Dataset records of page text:
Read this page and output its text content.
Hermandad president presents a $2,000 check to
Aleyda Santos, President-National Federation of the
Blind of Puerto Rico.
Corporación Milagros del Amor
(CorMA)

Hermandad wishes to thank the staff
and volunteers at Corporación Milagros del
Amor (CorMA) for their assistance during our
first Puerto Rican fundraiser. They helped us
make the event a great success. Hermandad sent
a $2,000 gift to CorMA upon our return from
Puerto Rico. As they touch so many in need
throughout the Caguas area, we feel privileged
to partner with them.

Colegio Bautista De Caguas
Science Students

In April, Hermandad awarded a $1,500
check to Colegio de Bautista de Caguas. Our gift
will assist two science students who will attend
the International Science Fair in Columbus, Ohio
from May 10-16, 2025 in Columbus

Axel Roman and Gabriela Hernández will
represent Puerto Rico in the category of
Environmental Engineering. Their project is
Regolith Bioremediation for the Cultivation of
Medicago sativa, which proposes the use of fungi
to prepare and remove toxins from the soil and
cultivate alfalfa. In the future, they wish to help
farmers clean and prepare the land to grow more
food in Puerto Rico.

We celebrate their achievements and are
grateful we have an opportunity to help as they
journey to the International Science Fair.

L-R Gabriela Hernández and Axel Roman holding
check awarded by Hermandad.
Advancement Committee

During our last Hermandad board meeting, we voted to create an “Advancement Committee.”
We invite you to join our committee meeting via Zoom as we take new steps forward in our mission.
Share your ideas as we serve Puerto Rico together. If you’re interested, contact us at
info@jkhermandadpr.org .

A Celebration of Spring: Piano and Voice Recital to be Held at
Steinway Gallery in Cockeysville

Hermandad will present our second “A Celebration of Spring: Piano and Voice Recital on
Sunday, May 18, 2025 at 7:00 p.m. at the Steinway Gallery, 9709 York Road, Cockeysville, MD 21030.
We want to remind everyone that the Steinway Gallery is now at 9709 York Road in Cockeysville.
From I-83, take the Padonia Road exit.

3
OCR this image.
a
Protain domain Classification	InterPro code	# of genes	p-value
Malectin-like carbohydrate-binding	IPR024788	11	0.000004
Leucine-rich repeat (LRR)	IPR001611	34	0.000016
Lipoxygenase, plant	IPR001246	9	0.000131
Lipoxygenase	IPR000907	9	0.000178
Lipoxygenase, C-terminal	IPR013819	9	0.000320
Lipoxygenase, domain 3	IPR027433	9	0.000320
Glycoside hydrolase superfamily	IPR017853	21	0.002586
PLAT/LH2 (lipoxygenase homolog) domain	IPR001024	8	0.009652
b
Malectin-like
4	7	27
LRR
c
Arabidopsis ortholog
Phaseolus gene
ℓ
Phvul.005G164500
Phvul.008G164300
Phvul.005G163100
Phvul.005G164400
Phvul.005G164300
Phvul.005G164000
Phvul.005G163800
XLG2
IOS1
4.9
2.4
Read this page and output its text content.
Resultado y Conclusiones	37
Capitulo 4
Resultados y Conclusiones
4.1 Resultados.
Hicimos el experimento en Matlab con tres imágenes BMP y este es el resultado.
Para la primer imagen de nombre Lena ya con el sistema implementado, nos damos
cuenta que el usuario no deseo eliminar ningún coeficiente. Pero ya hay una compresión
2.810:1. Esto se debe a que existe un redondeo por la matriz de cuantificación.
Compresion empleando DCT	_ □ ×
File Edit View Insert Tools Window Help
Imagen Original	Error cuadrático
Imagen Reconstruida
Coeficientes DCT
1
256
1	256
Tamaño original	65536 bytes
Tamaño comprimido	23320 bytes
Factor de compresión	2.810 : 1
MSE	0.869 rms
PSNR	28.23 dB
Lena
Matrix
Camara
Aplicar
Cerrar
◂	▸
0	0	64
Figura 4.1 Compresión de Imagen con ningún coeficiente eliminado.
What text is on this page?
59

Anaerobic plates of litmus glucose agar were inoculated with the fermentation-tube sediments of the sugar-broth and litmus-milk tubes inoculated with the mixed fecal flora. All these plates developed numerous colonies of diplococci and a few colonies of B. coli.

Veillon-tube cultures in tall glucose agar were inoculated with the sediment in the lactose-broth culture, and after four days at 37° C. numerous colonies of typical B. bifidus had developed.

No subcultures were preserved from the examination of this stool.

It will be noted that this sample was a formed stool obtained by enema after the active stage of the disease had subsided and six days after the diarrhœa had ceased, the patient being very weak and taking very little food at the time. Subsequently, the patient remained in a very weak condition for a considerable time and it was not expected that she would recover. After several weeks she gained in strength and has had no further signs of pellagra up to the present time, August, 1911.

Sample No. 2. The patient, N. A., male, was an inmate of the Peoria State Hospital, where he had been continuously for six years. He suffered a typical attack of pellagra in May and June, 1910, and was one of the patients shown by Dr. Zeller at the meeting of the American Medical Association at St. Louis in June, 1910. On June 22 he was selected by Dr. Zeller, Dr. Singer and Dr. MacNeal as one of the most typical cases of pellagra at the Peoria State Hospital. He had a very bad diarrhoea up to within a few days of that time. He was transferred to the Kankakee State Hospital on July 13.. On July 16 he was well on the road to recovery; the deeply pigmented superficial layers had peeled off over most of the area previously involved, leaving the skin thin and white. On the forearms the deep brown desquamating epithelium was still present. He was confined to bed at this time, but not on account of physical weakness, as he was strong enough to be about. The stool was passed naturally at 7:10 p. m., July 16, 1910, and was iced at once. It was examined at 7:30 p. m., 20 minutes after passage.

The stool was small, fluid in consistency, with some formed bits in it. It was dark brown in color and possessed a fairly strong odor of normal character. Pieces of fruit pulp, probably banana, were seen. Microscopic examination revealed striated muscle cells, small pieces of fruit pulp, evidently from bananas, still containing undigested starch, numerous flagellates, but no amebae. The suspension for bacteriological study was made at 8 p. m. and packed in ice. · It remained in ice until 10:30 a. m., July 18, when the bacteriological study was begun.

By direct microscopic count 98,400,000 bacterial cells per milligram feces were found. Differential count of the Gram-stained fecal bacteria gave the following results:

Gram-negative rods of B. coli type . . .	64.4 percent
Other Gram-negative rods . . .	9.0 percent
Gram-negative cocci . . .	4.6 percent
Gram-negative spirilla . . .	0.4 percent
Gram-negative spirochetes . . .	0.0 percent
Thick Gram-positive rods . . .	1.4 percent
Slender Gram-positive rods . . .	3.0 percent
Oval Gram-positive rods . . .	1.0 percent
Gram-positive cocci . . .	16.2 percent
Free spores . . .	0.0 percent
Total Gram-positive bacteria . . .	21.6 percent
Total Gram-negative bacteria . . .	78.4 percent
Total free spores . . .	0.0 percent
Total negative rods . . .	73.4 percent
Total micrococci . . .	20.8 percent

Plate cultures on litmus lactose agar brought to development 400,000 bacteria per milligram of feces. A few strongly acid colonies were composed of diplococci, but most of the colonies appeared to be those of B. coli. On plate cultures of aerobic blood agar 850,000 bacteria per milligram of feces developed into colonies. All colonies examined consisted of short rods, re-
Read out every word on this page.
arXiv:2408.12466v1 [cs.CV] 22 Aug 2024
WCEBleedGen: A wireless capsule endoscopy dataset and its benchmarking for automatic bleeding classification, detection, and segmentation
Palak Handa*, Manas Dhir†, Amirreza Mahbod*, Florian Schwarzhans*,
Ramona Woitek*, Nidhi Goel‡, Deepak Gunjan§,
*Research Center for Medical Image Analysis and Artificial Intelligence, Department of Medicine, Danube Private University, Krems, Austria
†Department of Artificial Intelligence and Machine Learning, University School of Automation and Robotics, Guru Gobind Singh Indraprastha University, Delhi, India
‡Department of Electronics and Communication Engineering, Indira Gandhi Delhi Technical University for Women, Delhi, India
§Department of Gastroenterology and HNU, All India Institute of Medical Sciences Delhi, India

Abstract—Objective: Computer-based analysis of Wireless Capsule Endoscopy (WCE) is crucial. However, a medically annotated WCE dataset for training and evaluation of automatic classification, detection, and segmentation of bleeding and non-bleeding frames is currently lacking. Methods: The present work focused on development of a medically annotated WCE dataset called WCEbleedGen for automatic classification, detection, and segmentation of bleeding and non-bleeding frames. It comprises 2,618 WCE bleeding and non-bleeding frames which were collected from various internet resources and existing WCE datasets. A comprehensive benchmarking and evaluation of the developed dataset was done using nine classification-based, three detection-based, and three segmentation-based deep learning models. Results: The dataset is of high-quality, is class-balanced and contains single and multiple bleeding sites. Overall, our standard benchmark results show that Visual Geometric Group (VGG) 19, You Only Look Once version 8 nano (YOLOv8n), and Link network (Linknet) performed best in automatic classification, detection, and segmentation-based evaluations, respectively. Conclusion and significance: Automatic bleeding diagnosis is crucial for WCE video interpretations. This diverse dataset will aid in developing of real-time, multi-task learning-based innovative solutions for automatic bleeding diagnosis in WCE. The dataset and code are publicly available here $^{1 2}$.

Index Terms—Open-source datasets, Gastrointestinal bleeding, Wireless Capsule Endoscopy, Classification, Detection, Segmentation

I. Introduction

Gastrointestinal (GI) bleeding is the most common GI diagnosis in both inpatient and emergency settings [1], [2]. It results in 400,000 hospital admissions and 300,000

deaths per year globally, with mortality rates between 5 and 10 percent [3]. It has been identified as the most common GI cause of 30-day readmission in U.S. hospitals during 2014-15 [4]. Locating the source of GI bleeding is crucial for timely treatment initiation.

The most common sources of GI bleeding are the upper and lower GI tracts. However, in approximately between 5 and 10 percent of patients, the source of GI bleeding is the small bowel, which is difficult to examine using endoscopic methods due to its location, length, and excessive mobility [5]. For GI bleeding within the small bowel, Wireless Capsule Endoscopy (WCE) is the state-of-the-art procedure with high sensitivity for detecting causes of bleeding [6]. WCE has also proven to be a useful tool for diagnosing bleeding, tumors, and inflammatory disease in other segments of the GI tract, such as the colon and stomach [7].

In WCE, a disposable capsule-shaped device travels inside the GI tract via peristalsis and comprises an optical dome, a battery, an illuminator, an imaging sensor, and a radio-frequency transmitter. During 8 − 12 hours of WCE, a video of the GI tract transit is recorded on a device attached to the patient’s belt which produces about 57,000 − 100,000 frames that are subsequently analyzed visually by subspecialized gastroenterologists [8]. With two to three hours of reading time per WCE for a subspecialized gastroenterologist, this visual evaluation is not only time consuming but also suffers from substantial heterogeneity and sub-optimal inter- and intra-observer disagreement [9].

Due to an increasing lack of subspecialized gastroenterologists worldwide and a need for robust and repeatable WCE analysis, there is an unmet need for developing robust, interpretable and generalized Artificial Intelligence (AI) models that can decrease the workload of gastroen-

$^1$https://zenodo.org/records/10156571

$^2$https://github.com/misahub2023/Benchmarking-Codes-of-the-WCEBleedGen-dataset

:: AIM OF THE TASK ::
A complete answer gives every line of the records holding "subspecialized".

:: EXPECTED ANSWER ::
In WCE, a disposable capsule-shaped device travels inside the GI tract via peristalsis and comprises an optical dome, a battery, an illuminator, an imaging sensor, and a radio-frequency transmitter. During 8 − 12 hours of WCE, a video of the GI tract transit is recorded on a device attached to the patient’s belt which produces about 57,000 − 100,000 frames that are subsequently analyzed visually by subspecialized gastroenterologists [8]. With two to three hours of reading time per WCE for a subspecialized gastroenterologist, this visual evaluation is not only time consuming but also suffers from substantial heterogeneity and sub-optimal inter- and intra-observer disagreement [9].
Due to an increasing lack of subspecialized gastroenterologists worldwide and a need for robust and repeatable WCE analysis, there is an unmet need for developing robust, interpretable and generalized Artificial Intelligence (AI) models that can decrease the workload of gastroen-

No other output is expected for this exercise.